--- start ---

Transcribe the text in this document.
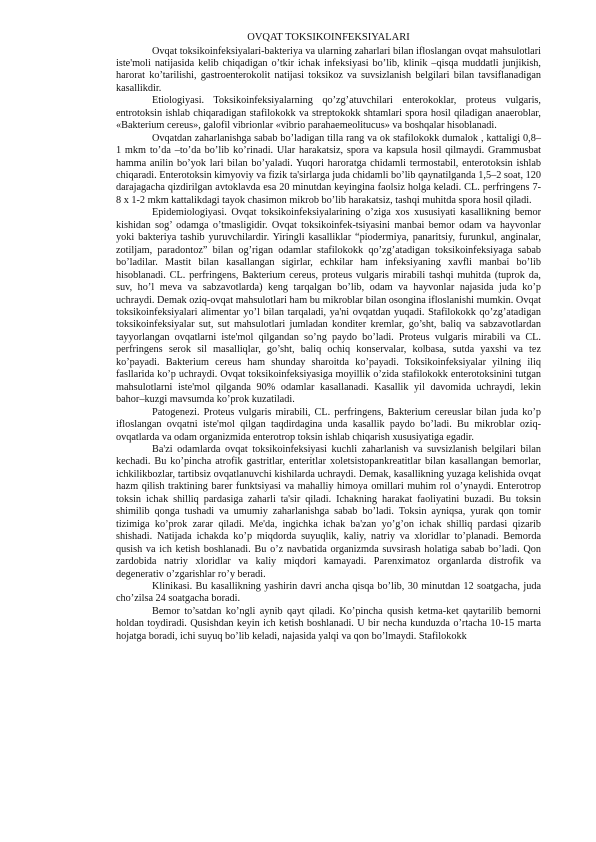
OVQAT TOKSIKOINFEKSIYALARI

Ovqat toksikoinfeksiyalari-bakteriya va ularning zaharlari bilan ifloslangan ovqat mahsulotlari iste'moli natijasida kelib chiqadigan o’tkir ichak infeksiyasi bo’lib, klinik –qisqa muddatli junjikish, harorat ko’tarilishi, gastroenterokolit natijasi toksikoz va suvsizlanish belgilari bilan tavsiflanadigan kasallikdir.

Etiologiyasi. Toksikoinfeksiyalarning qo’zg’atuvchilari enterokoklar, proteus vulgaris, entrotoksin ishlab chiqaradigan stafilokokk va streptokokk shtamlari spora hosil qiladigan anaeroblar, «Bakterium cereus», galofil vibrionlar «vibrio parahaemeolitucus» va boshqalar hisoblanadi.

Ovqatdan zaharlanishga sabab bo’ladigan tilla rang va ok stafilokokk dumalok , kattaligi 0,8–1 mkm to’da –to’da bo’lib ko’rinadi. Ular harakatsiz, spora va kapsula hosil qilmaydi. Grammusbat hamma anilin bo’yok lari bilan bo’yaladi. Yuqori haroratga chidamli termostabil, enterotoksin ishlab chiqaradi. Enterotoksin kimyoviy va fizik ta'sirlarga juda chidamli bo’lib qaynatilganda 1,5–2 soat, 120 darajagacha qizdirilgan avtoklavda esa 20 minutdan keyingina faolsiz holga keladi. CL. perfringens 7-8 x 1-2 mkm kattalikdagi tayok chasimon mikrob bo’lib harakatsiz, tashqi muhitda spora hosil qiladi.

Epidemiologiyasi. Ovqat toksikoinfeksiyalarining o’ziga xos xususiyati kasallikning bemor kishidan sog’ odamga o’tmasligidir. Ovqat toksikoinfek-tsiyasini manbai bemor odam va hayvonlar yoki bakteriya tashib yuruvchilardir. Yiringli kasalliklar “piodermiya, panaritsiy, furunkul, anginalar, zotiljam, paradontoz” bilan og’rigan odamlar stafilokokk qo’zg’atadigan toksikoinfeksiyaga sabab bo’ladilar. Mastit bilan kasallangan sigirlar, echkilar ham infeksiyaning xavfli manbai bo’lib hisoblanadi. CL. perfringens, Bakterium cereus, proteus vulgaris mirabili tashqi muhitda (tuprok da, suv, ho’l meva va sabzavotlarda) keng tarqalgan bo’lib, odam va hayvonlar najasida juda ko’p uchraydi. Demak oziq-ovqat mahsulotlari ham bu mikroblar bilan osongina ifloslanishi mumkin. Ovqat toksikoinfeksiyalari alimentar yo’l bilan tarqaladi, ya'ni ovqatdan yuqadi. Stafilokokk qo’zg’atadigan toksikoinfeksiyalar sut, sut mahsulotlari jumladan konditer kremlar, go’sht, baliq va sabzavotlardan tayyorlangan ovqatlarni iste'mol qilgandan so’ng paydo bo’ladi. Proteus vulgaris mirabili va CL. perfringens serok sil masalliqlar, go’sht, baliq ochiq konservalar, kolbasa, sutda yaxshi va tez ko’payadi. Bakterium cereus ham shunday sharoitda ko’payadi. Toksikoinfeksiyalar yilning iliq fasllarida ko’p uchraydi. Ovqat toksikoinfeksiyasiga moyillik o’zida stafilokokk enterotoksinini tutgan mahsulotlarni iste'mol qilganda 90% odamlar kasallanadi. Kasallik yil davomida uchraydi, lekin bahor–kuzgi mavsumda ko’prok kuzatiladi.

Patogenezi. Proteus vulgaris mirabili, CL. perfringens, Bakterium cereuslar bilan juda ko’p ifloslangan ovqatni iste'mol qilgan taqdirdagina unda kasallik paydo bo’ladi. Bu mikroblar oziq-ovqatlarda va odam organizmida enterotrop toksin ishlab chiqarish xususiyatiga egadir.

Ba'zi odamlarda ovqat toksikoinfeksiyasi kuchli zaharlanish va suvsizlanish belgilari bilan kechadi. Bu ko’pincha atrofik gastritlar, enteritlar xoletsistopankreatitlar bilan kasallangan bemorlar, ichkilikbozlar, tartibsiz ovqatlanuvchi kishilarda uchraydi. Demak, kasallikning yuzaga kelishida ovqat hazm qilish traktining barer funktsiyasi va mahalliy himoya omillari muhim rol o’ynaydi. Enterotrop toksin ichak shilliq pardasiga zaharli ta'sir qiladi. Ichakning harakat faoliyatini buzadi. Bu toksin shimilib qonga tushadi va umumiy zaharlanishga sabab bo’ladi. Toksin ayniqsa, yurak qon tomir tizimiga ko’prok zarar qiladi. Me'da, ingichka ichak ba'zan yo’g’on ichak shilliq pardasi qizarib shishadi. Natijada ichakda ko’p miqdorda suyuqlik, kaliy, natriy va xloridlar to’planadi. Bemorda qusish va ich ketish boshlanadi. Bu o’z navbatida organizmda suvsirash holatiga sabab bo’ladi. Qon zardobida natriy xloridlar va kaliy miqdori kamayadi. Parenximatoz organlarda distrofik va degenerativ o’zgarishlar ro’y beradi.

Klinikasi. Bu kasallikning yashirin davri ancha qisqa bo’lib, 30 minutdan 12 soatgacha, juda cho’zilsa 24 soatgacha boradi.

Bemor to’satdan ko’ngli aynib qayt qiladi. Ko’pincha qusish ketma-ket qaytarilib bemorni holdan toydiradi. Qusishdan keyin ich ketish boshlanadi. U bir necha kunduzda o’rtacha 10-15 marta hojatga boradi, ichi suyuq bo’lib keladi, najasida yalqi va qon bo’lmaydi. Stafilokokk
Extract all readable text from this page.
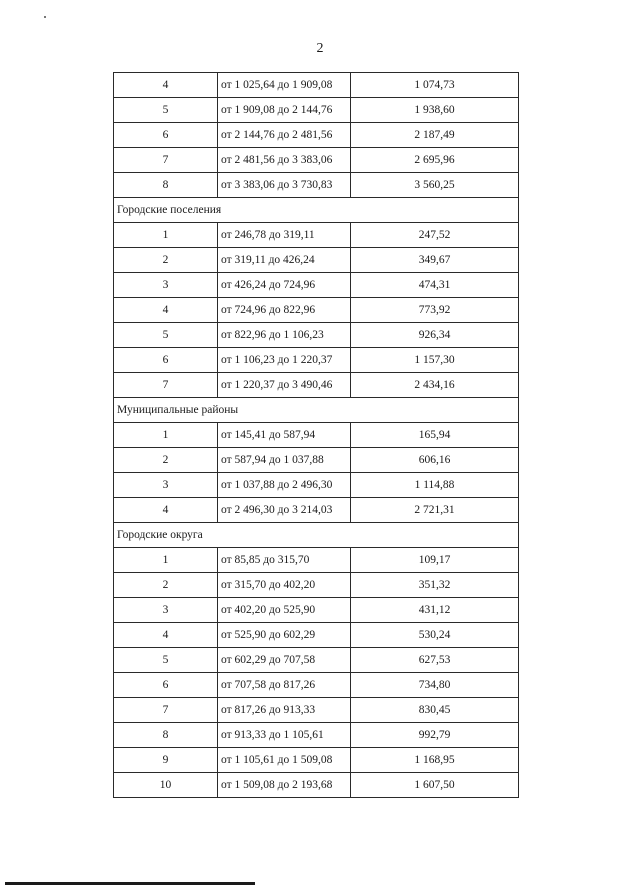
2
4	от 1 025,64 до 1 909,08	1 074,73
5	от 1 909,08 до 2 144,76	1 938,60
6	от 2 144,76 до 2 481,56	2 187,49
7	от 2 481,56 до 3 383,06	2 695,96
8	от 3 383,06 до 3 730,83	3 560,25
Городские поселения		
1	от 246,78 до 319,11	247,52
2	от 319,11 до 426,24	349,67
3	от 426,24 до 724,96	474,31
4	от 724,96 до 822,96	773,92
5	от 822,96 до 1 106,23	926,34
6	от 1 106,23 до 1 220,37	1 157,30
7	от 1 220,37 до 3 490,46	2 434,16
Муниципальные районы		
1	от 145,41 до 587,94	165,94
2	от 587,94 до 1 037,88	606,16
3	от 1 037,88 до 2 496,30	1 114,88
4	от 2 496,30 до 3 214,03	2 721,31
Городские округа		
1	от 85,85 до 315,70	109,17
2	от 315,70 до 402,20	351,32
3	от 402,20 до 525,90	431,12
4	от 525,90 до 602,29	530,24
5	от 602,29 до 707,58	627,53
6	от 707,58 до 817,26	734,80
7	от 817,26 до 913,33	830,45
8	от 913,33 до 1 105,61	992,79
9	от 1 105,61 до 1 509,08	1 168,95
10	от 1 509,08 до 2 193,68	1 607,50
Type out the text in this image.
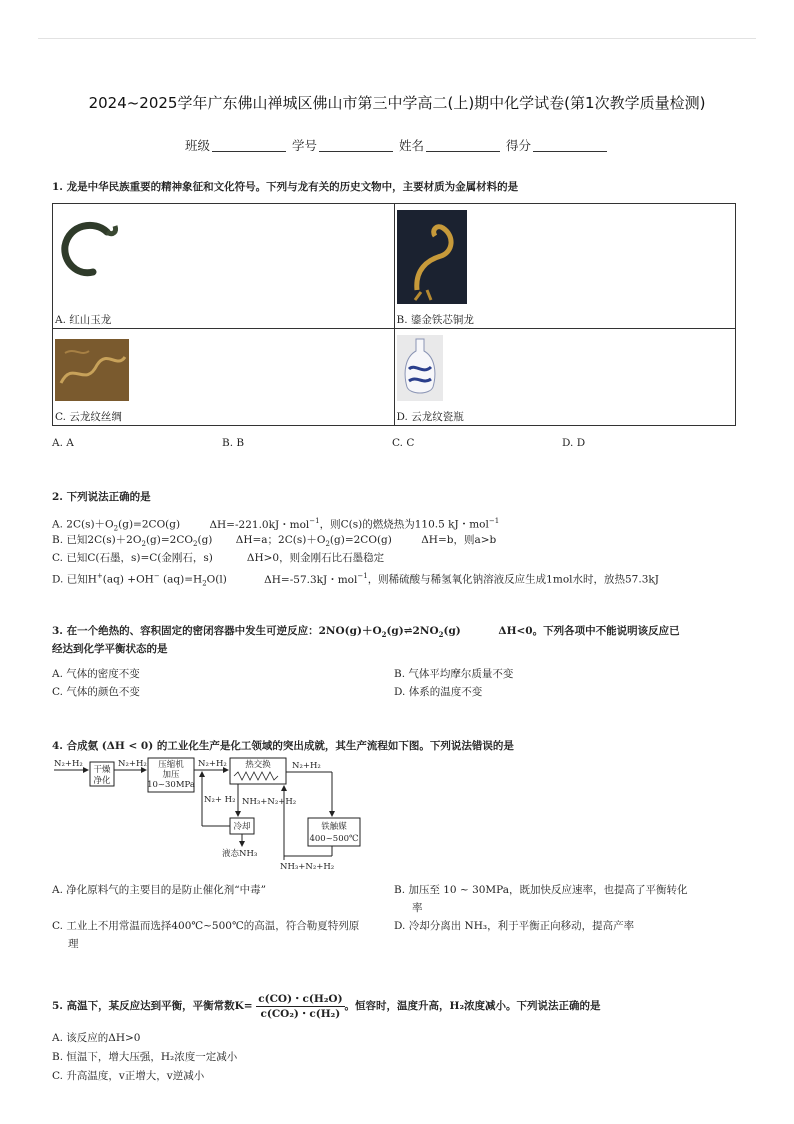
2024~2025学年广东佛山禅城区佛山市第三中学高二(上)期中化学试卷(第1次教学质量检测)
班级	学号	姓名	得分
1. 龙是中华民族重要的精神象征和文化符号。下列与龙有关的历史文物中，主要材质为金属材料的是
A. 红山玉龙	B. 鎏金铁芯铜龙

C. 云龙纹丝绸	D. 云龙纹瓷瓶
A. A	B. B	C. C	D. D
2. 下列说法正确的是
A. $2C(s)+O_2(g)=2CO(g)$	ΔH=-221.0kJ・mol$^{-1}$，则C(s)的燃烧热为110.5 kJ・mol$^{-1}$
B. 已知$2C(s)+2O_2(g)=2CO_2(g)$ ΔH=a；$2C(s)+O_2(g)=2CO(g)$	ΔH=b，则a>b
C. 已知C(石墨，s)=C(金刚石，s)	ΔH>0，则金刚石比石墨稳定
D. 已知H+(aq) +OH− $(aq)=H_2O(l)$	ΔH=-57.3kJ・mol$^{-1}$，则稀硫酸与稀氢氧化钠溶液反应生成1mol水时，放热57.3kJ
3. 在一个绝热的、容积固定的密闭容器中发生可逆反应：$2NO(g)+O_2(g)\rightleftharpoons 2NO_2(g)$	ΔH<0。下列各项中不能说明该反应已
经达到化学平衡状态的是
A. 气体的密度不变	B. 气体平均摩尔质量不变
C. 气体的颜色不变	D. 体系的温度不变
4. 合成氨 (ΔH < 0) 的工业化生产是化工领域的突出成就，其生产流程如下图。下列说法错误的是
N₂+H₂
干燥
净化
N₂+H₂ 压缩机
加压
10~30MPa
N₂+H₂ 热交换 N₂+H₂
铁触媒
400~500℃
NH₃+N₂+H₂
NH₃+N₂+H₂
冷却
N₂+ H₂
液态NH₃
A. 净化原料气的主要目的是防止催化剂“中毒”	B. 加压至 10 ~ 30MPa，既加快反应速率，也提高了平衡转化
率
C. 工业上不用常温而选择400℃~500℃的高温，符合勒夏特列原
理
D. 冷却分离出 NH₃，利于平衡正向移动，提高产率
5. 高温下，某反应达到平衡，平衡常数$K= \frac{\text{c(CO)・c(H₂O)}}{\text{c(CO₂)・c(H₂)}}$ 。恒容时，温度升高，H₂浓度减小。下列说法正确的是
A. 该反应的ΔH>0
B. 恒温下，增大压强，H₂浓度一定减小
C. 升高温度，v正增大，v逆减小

--- end ---

**Task goal**. Show, from the material above, each line that includes the string "paydo".

**Reply**.
Epidemiologiyasi. Ovqat toksikoinfeksiyalarining o’ziga xos xususiyati kasallikning bemor kishidan sog’ odamga o’tmasligidir. Ovqat toksikoinfek-tsiyasini manbai bemor odam va hayvonlar yoki bakteriya tashib yuruvchilardir. Yiringli kasalliklar “piodermiya, panaritsiy, furunkul, anginalar, zotiljam, paradontoz” bilan og’rigan odamlar stafilokokk qo’zg’atadigan toksikoinfeksiyaga sabab bo’ladilar. Mastit bilan kasallangan sigirlar, echkilar ham infeksiyaning xavfli manbai bo’lib hisoblanadi. CL. perfringens, Bakterium cereus, proteus vulgaris mirabili tashqi muhitda (tuprok da, suv, ho’l meva va sabzavotlarda) keng tarqalgan bo’lib, odam va hayvonlar najasida juda ko’p uchraydi. Demak oziq-ovqat mahsulotlari ham bu mikroblar bilan osongina ifloslanishi mumkin. Ovqat toksikoinfeksiyalari alimentar yo’l bilan tarqaladi, ya'ni ovqatdan yuqadi. Stafilokokk qo’zg’atadigan toksikoinfeksiyalar sut, sut mahsulotlari jumladan konditer kremlar, go’sht, baliq va sabzavotlardan tayyorlangan ovqatlarni iste'mol qilgandan so’ng paydo bo’ladi. Proteus vulgaris mirabili va CL. perfringens serok sil masalliqlar, go’sht, baliq ochiq konservalar, kolbasa, sutda yaxshi va tez ko’payadi. Bakterium cereus ham shunday sharoitda ko’payadi. Toksikoinfeksiyalar yilning iliq fasllarida ko’p uchraydi. Ovqat toksikoinfeksiyasiga moyillik o’zida stafilokokk enterotoksinini tutgan mahsulotlarni iste'mol qilganda 90% odamlar kasallanadi. Kasallik yil davomida uchraydi, lekin bahor–kuzgi mavsumda ko’prok kuzatiladi.
Patogenezi. Proteus vulgaris mirabili, CL. perfringens, Bakterium cereuslar bilan juda ko’p ifloslangan ovqatni iste'mol qilgan taqdirdagina unda kasallik paydo bo’ladi. Bu mikroblar oziq-ovqatlarda va odam organizmida enterotrop toksin ishlab chiqarish xususiyatiga egadir.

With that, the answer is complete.